Among the records that follow, count the lines with the string "Windows"; report only that count.

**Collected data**
══════════
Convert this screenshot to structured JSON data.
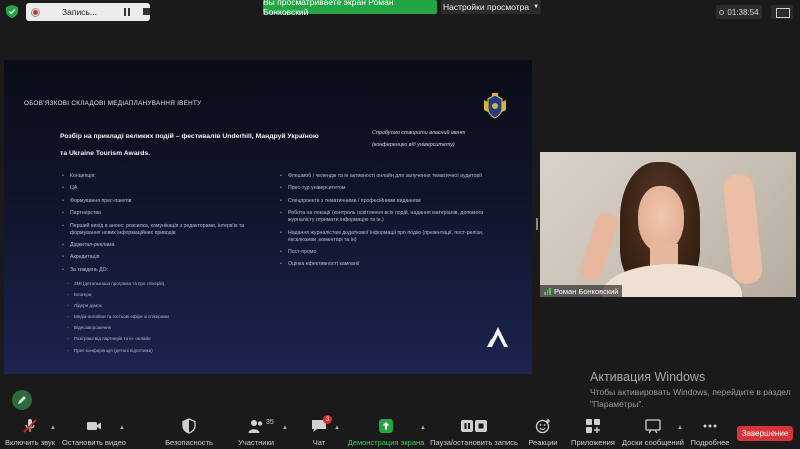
{
  "topbar": {
    "recording_label": "Запись...",
    "share_banner": "Вы просматриваете экран Роман Бонковский",
    "view_settings": "Настройки просмотра",
    "timer": "01:38:54"
  },
  "slide": {
    "title": "ОБОВ'ЯЗКОВІ СКЛАДОВІ МЕДІАПЛАНУВАННЯ ІВЕНТУ",
    "headline": "Розбір на прикладі великих подій – фестивалів Underhill, Мандруй Україною та Ukraine Tourism Awards.",
    "note": "Спробуємо створити власний івент (конференцію від університету)",
    "left_items": [
      "Концепція;",
      "ЦА",
      "Формування прес-пакетів",
      "Партнерства",
      "Перший вихід в анонс: розсилка, комунікація з редакторами, інтерв'ю та формування нових інформаційних приводів",
      "Діджитал-реклама",
      "Акредитація",
      "За тиждень ДО:"
    ],
    "sub_items": [
      "ЗМІ (детальнаша програма та про спікерів),",
      "Блогери,",
      "Лідери думок",
      "Медіа-онлайни та гостьові ефіри зі спікерами",
      "Відеозапрошення",
      "Розіграші від партнерів та ін. онлайн",
      "Прес-конференція (деталі підготовки)"
    ],
    "right_items": [
      "Флешмоб / челендж та ін активності онлайн для залучення тематичної аудиторії",
      "Прес-тур університетом",
      "Спецпроекти з тематичними / професійними виданням",
      "Робота на локації (контроль освітлення всіх подій, надання матеріалів, допомога журналісту отримати інформацію та ін.)",
      "Надання журналістам додаткової інформації про подію (презентації, пост-релізи, ексклюзиви ,коментарі та ін)",
      "Пост-промо",
      "Оцінка ефективності кампанії"
    ]
  },
  "video": {
    "participant_name": "Роман Бонковский"
  },
  "activation": {
    "title": "Активация Windows",
    "subtitle": "Чтобы активировать Windows, перейдите в раздел \"Параметры\"."
  },
  "toolbar": {
    "unmute": "Включить звук",
    "stop_video": "Остановить видео",
    "security": "Безопасность",
    "participants": "Участники",
    "participants_count": "35",
    "chat": "Чат",
    "chat_badge": "3",
    "share_screen": "Демонстрация экрана",
    "pause_recording": "Пауза/остановить запись",
    "reactions": "Реакции",
    "apps": "Приложения",
    "whiteboards": "Доски сообщений",
    "more": "Подробнее",
    "end": "Завершение"
  },
  "colors": {
    "share_green": "#23a544",
    "end_red": "#d7333b",
    "badge_red": "#e02828"
  }
}
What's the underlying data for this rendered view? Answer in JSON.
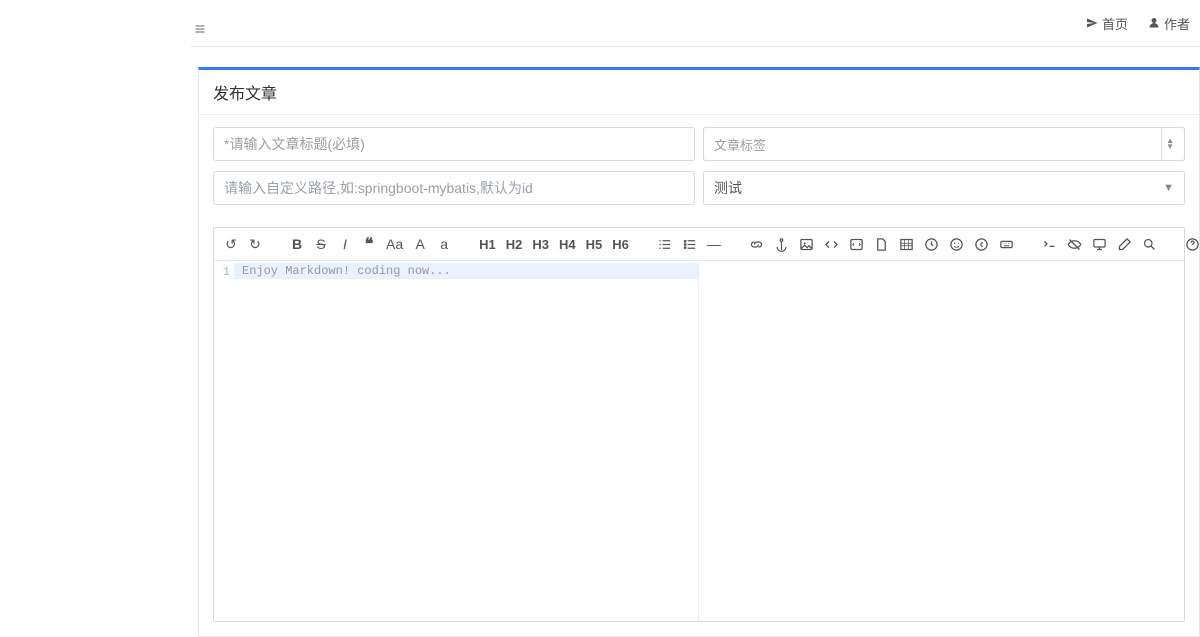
{
  "nav": {
    "home": "首页",
    "author": "作者"
  },
  "panel": {
    "title": "发布文章"
  },
  "form": {
    "title_placeholder": "*请输入文章标题(必填)",
    "tag_placeholder": "文章标签",
    "path_placeholder": "请输入自定义路径,如:springboot-mybatis,默认为id",
    "category_selected": "测试"
  },
  "toolbar": {
    "undo": "↺",
    "redo": "↻",
    "bold": "B",
    "strike": "S",
    "italic": "I",
    "quote": "❝",
    "font_aa": "Aa",
    "font_A": "A",
    "font_a": "a",
    "h1": "H1",
    "h2": "H2",
    "h3": "H3",
    "h4": "H4",
    "h5": "H5",
    "h6": "H6",
    "hr": "—"
  },
  "editor": {
    "line1_no": "1",
    "placeholder": "Enjoy Markdown!  coding now..."
  }
}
══════════
**ANSWER TO THE EXERCISE**
2